**Exercise description**
Locate each line holding the string "осадков" and copy it.
>> BEGIN Material provided
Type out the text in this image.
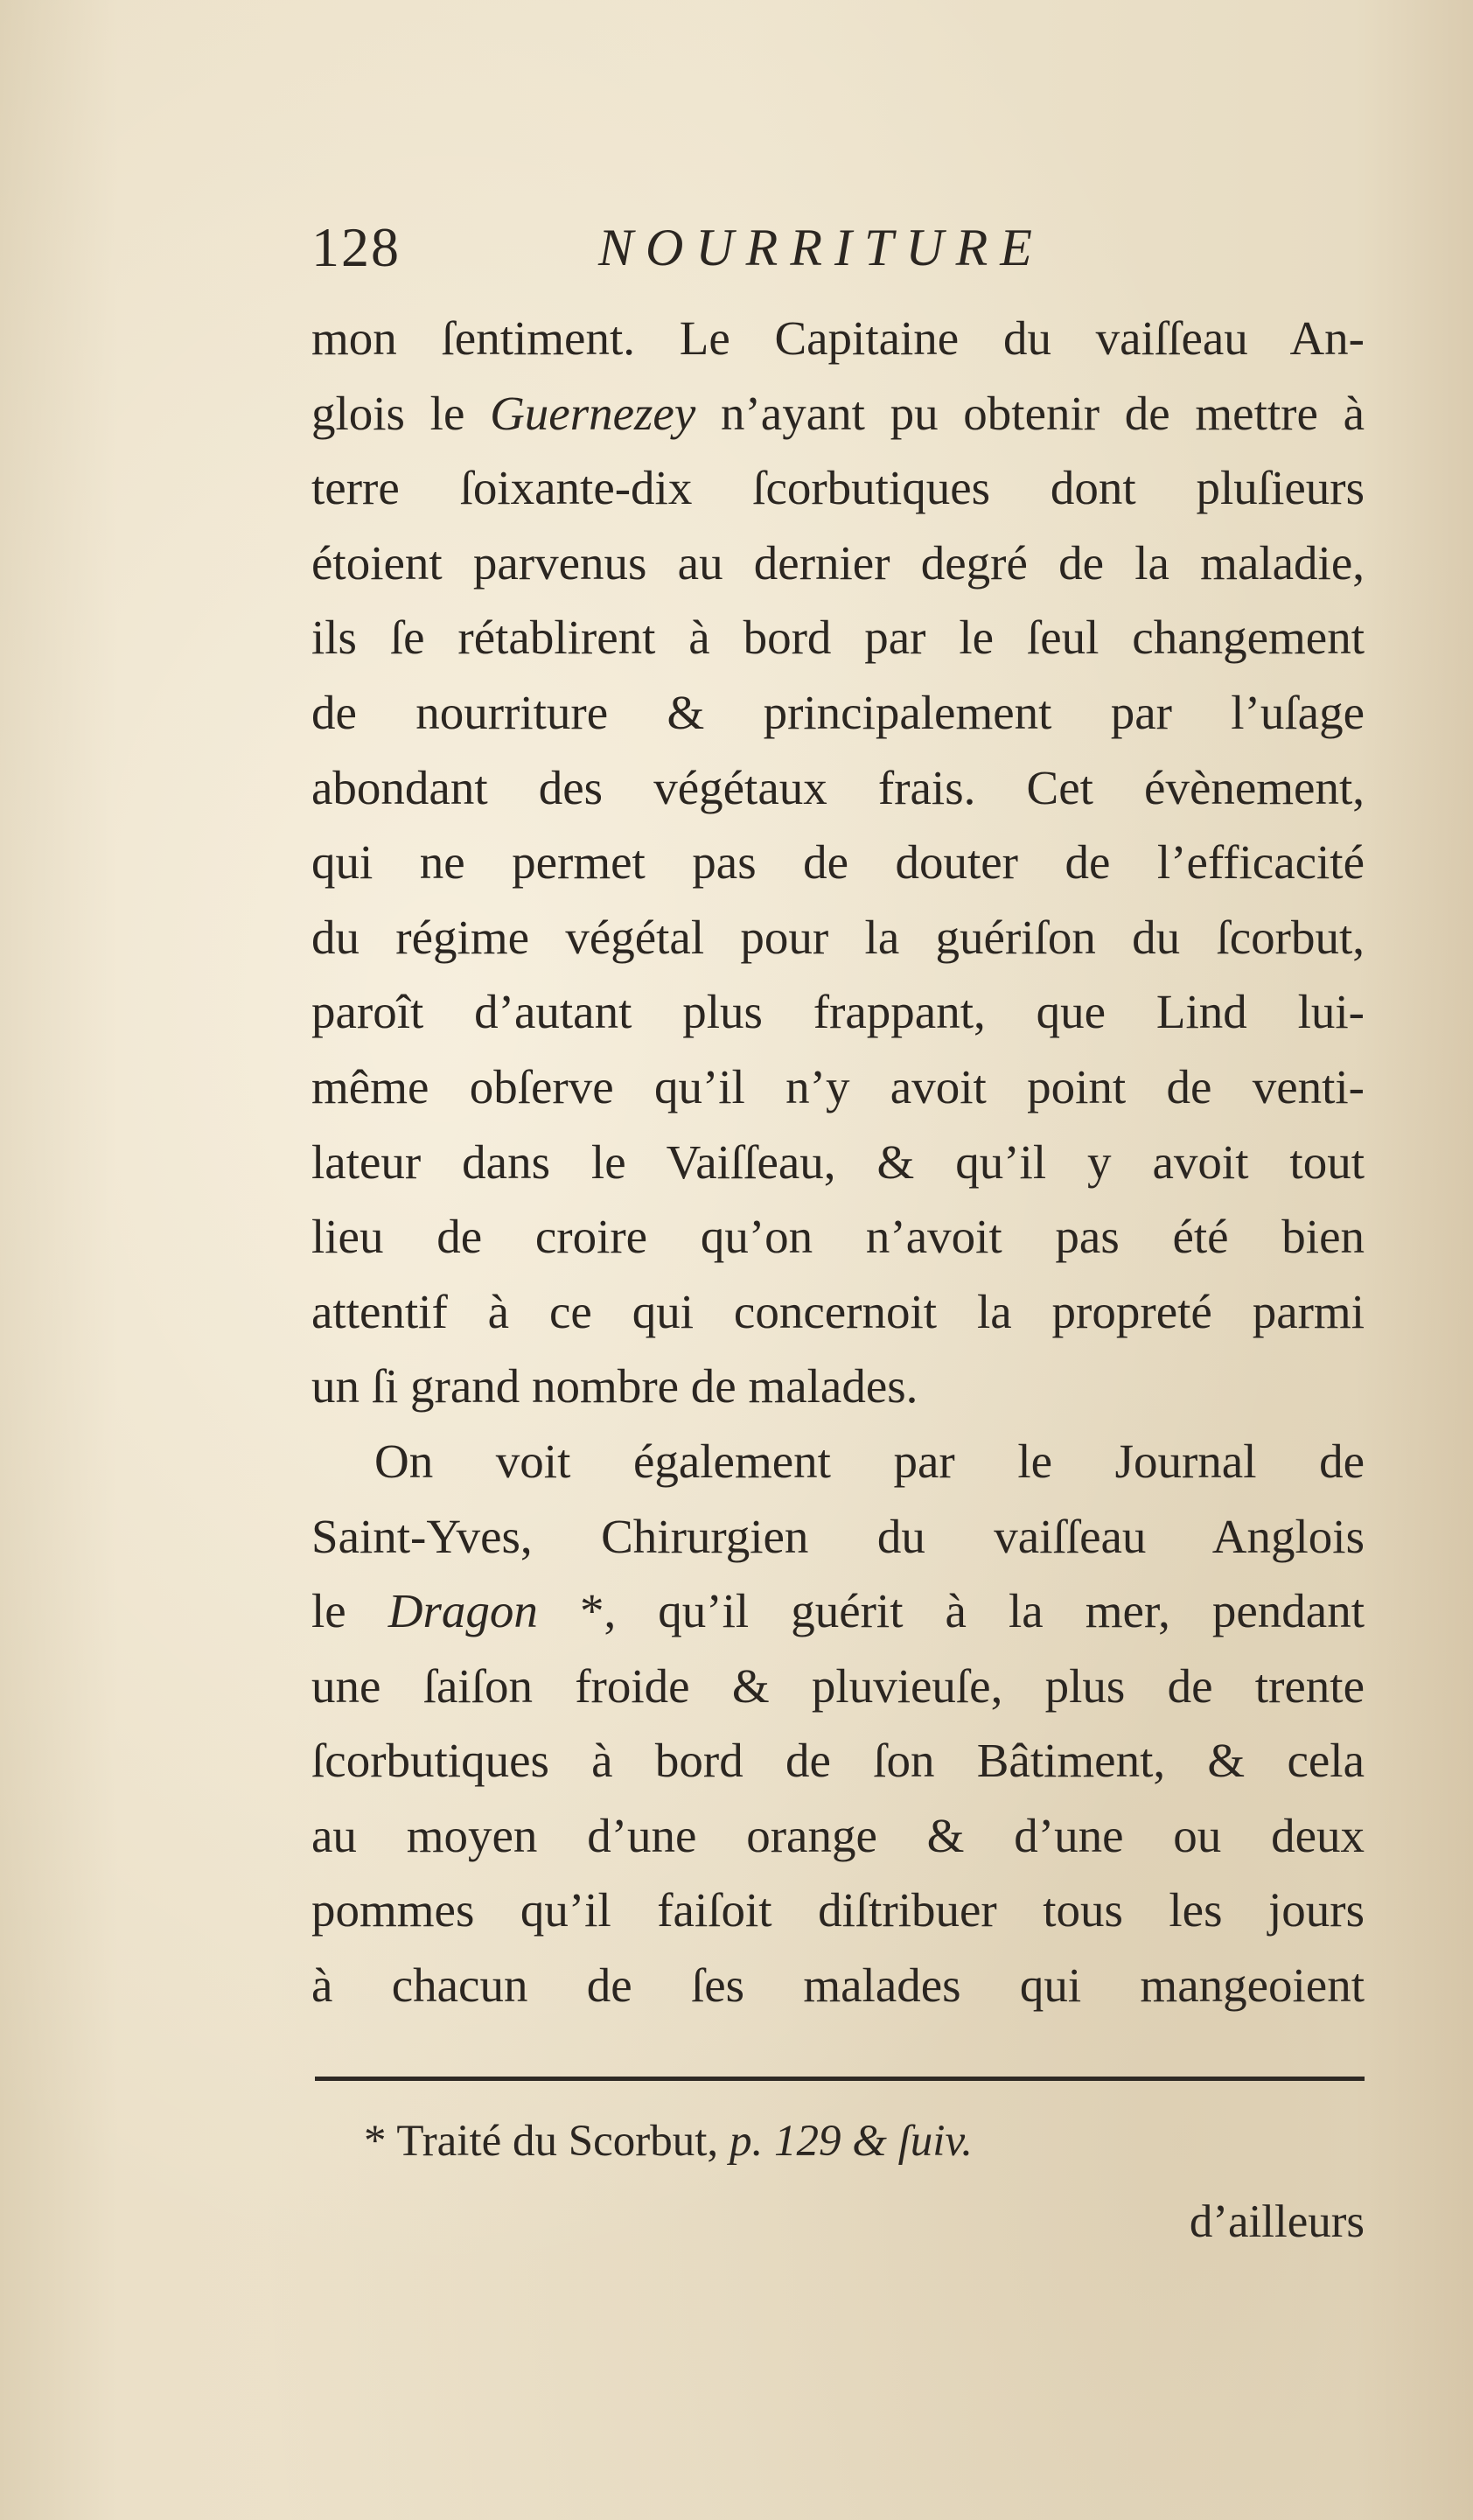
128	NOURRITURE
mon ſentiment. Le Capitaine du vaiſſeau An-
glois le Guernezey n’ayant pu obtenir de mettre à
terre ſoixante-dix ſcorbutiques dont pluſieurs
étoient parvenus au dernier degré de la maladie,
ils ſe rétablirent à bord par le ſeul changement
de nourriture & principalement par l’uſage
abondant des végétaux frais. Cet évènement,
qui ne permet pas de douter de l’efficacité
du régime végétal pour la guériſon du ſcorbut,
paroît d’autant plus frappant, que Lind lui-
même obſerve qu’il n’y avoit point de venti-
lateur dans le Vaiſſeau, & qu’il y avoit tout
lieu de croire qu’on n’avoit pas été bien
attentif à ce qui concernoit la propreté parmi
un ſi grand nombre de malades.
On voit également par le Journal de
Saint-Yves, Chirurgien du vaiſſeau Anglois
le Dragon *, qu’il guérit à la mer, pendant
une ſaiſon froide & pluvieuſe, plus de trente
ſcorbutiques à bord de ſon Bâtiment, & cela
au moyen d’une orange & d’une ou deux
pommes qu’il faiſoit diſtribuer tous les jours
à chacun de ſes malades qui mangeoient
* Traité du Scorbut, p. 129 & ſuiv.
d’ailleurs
>> END Material provided
>> BEGIN Material provided
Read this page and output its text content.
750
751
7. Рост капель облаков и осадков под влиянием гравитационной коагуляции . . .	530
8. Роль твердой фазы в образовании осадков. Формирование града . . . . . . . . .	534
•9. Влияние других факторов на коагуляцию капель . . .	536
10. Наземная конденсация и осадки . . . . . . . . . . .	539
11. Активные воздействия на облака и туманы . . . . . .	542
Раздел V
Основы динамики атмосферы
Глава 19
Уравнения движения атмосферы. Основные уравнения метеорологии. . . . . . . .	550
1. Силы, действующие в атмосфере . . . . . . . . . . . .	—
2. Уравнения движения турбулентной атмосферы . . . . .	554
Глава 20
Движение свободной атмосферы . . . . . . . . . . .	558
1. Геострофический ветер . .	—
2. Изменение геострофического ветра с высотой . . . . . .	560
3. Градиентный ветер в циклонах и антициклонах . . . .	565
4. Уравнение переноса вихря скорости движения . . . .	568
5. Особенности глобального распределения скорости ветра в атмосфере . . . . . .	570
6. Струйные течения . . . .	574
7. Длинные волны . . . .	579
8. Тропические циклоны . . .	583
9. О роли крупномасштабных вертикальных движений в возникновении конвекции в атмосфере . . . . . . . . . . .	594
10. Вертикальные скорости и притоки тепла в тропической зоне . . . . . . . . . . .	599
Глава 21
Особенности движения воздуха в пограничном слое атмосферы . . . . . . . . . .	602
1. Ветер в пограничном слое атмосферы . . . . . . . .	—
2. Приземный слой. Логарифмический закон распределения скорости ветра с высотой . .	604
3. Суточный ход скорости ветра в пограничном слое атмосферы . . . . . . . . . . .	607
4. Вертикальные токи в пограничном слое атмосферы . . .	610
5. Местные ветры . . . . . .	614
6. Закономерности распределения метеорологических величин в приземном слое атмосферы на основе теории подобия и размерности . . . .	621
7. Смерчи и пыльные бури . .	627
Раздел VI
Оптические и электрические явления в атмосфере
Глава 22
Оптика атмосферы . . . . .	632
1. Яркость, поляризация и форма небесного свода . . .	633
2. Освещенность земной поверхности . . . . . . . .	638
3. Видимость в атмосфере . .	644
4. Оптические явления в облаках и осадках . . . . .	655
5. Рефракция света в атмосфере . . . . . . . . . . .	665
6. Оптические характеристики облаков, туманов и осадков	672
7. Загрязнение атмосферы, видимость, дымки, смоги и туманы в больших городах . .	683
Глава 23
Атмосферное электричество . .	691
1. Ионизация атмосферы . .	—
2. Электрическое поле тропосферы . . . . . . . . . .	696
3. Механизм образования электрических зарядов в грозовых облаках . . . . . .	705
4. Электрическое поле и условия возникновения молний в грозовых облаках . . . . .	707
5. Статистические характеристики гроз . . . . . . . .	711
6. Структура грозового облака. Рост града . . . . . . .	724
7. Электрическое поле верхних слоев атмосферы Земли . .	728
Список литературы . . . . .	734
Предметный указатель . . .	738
>> END Material provided
**Problem solution**
7. Рост капель облаков и осадков под влиянием гравитационной коагуляции . . .	530
8. Роль твердой фазы в образовании осадков. Формирование града . . . . . . . . .	534
6. Оптические характеристики облаков, туманов и осадков	672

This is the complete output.